=== Records supplied ===

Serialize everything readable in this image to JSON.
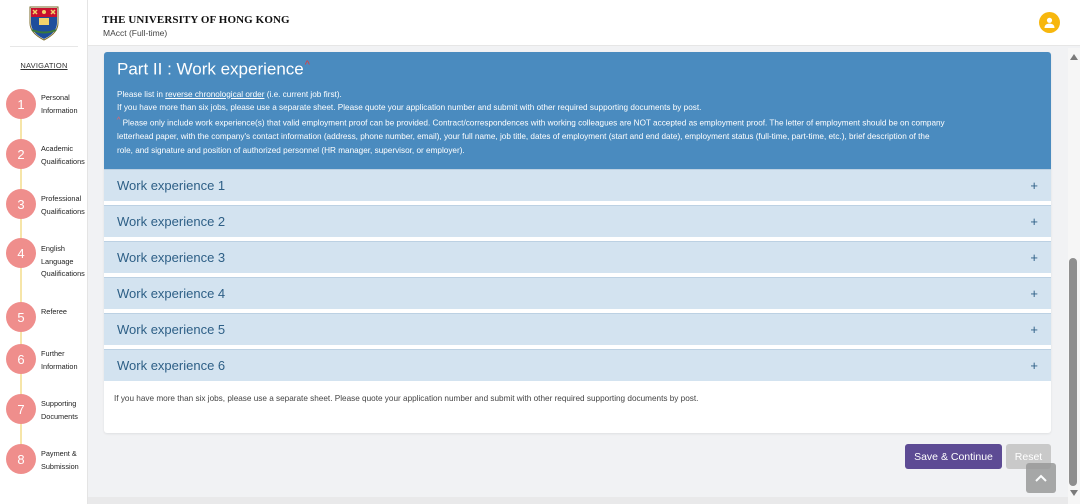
{
  "sidebar": {
    "nav_title": "NAVIGATION",
    "steps": [
      {
        "num": "1",
        "label": "Personal Information"
      },
      {
        "num": "2",
        "label": "Academic Qualifications"
      },
      {
        "num": "3",
        "label": "Professional Qualifications"
      },
      {
        "num": "4",
        "label": "English Language Qualifications"
      },
      {
        "num": "5",
        "label": "Referee"
      },
      {
        "num": "6",
        "label": "Further Information"
      },
      {
        "num": "7",
        "label": "Supporting Documents"
      },
      {
        "num": "8",
        "label": "Payment & Submission"
      }
    ]
  },
  "header": {
    "university": "THE UNIVERSITY OF HONG KONG",
    "program": "MAcct (Full-time)"
  },
  "section": {
    "title": "Part II : Work experience",
    "title_marker": "^",
    "line1_pre": "Please list in ",
    "line1_link": "reverse chronological order",
    "line1_post": " (i.e. current job first).",
    "line2": "If you have more than six jobs, please use a separate sheet. Please quote your application number and submit with other required supporting documents by post.",
    "note_marker": "^",
    "line3": " Please only include work experience(s) that valid employment proof can be provided. Contract/correspondences with working colleagues are NOT accepted as employment proof. The letter of employment should be on company",
    "line4": "letterhead paper, with the company's contact information (address, phone number, email), your full name, job title, dates of employment (start and end date), employment status (full-time, part-time, etc.), brief description of the",
    "line5": "role, and signature and position of authorized personnel (HR manager, supervisor, or employer)."
  },
  "accordion": [
    {
      "label": "Work experience 1",
      "icon": "+"
    },
    {
      "label": "Work experience 2",
      "icon": "+"
    },
    {
      "label": "Work experience 3",
      "icon": "+"
    },
    {
      "label": "Work experience 4",
      "icon": "+"
    },
    {
      "label": "Work experience 5",
      "icon": "+"
    },
    {
      "label": "Work experience 6",
      "icon": "+"
    }
  ],
  "footer_note": "If you have more than six jobs, please use a separate sheet. Please quote your application number and submit with other required supporting documents by post.",
  "buttons": {
    "save": "Save & Continue",
    "reset": "Reset"
  },
  "colors": {
    "section_header": "#4a8bbf",
    "accordion": "#d3e3f0",
    "step_circle": "#ef8e8c",
    "save_button": "#5d4b94",
    "avatar": "#f7b70e"
  }
}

===

**Exercise objective:** Output each line exactly; omit every picture.

**Result:**
Serialize everything readable in this image to JSON.
{
  "sidebar": {
    "nav_title": "NAVIGATION",
    "steps": [
      {
        "num": "1",
        "label": "Personal Information"
      },
      {
        "num": "2",
        "label": "Academic Qualifications"
      },
      {
        "num": "3",
        "label": "Professional Qualifications"
      },
      {
        "num": "4",
        "label": "English Language Qualifications"
      },
      {
        "num": "5",
        "label": "Referee"
      },
      {
        "num": "6",
        "label": "Further Information"
      },
      {
        "num": "7",
        "label": "Supporting Documents"
      },
      {
        "num": "8",
        "label": "Payment & Submission"
      }
    ]
  },
  "header": {
    "university": "THE UNIVERSITY OF HONG KONG",
    "program": "MAcct (Full-time)"
  },
  "section": {
    "title": "Part II : Work experience",
    "title_marker": "^",
    "line1_pre": "Please list in ",
    "line1_link": "reverse chronological order",
    "line1_post": " (i.e. current job first).",
    "line2": "If you have more than six jobs, please use a separate sheet. Please quote your application number and submit with other required supporting documents by post.",
    "note_marker": "^",
    "line3": " Please only include work experience(s) that valid employment proof can be provided. Contract/correspondences with working colleagues are NOT accepted as employment proof. The letter of employment should be on company",
    "line4": "letterhead paper, with the company's contact information (address, phone number, email), your full name, job title, dates of employment (start and end date), employment status (full-time, part-time, etc.), brief description of the",
    "line5": "role, and signature and position of authorized personnel (HR manager, supervisor, or employer)."
  },
  "accordion": [
    {
      "label": "Work experience 1",
      "icon": "+"
    },
    {
      "label": "Work experience 2",
      "icon": "+"
    },
    {
      "label": "Work experience 3",
      "icon": "+"
    },
    {
      "label": "Work experience 4",
      "icon": "+"
    },
    {
      "label": "Work experience 5",
      "icon": "+"
    },
    {
      "label": "Work experience 6",
      "icon": "+"
    }
  ],
  "footer_note": "If you have more than six jobs, please use a separate sheet. Please quote your application number and submit with other required supporting documents by post.",
  "buttons": {
    "save": "Save & Continue",
    "reset": "Reset"
  },
  "colors": {
    "section_header": "#4a8bbf",
    "accordion": "#d3e3f0",
    "step_circle": "#ef8e8c",
    "save_button": "#5d4b94",
    "avatar": "#f7b70e"
  }
}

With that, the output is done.